* **Exercise task**
Your task is to retype each line of the data below exactly.

* **Data for this exercise**

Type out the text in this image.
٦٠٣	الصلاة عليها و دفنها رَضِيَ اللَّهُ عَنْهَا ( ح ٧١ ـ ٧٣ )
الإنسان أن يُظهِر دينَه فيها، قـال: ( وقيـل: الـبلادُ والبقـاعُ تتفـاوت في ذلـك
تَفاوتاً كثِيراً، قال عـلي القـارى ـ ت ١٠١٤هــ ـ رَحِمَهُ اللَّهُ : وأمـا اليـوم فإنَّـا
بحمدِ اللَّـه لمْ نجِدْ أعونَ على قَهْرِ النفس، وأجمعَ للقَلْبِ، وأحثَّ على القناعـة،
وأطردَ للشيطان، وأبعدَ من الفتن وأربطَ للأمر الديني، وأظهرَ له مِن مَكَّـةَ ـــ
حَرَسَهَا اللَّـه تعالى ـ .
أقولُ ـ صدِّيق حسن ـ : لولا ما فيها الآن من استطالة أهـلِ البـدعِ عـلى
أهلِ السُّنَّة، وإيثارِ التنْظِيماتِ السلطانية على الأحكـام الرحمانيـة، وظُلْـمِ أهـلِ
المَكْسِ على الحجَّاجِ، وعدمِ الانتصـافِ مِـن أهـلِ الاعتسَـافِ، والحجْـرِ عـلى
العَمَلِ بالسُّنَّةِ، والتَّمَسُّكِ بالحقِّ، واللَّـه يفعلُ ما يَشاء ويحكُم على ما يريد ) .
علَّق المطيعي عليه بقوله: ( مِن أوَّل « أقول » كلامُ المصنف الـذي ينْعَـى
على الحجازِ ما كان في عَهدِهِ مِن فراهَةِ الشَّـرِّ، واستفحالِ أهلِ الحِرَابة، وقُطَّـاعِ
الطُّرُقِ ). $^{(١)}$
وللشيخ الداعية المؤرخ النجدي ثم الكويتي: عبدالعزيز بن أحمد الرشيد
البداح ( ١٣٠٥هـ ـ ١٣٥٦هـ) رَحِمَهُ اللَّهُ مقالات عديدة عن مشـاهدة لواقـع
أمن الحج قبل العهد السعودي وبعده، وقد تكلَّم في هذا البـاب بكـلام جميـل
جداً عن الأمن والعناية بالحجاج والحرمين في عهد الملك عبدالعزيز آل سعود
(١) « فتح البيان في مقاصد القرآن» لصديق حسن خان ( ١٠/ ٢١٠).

* **Response to this task**
Type out the text in this image.
٦٠٣	الصلاة عليها و دفنها رَضِيَ اللَّهُ عَنْهَا ( ح ٧١ ـ ٧٣ )
الإنسان أن يُظهِر دينَه فيها، قـال: ( وقيـل: الـبلادُ والبقـاعُ تتفـاوت في ذلـك
تَفاوتاً كثِيراً، قال عـلي القـارى ـ ت ١٠١٤هــ ـ رَحِمَهُ اللَّهُ : وأمـا اليـوم فإنَّـا
بحمدِ اللَّـه لمْ نجِدْ أعونَ على قَهْرِ النفس، وأجمعَ للقَلْبِ، وأحثَّ على القناعـة،
وأطردَ للشيطان، وأبعدَ من الفتن وأربطَ للأمر الديني، وأظهرَ له مِن مَكَّـةَ ـــ
حَرَسَهَا اللَّـه تعالى ـ .
أقولُ ـ صدِّيق حسن ـ : لولا ما فيها الآن من استطالة أهـلِ البـدعِ عـلى
أهلِ السُّنَّة، وإيثارِ التنْظِيماتِ السلطانية على الأحكـام الرحمانيـة، وظُلْـمِ أهـلِ
المَكْسِ على الحجَّاجِ، وعدمِ الانتصـافِ مِـن أهـلِ الاعتسَـافِ، والحجْـرِ عـلى
العَمَلِ بالسُّنَّةِ، والتَّمَسُّكِ بالحقِّ، واللَّـه يفعلُ ما يَشاء ويحكُم على ما يريد ) .
علَّق المطيعي عليه بقوله: ( مِن أوَّل « أقول » كلامُ المصنف الـذي ينْعَـى
على الحجازِ ما كان في عَهدِهِ مِن فراهَةِ الشَّـرِّ، واستفحالِ أهلِ الحِرَابة، وقُطَّـاعِ
الطُّرُقِ ). $^{(١)}$
وللشيخ الداعية المؤرخ النجدي ثم الكويتي: عبدالعزيز بن أحمد الرشيد
البداح ( ١٣٠٥هـ ـ ١٣٥٦هـ) رَحِمَهُ اللَّهُ مقالات عديدة عن مشـاهدة لواقـع
أمن الحج قبل العهد السعودي وبعده، وقد تكلَّم في هذا البـاب بكـلام جميـل
جداً عن الأمن والعناية بالحجاج والحرمين في عهد الملك عبدالعزيز آل سعود
(١) « فتح البيان في مقاصد القرآن» لصديق حسن خان ( ١٠/ ٢١٠).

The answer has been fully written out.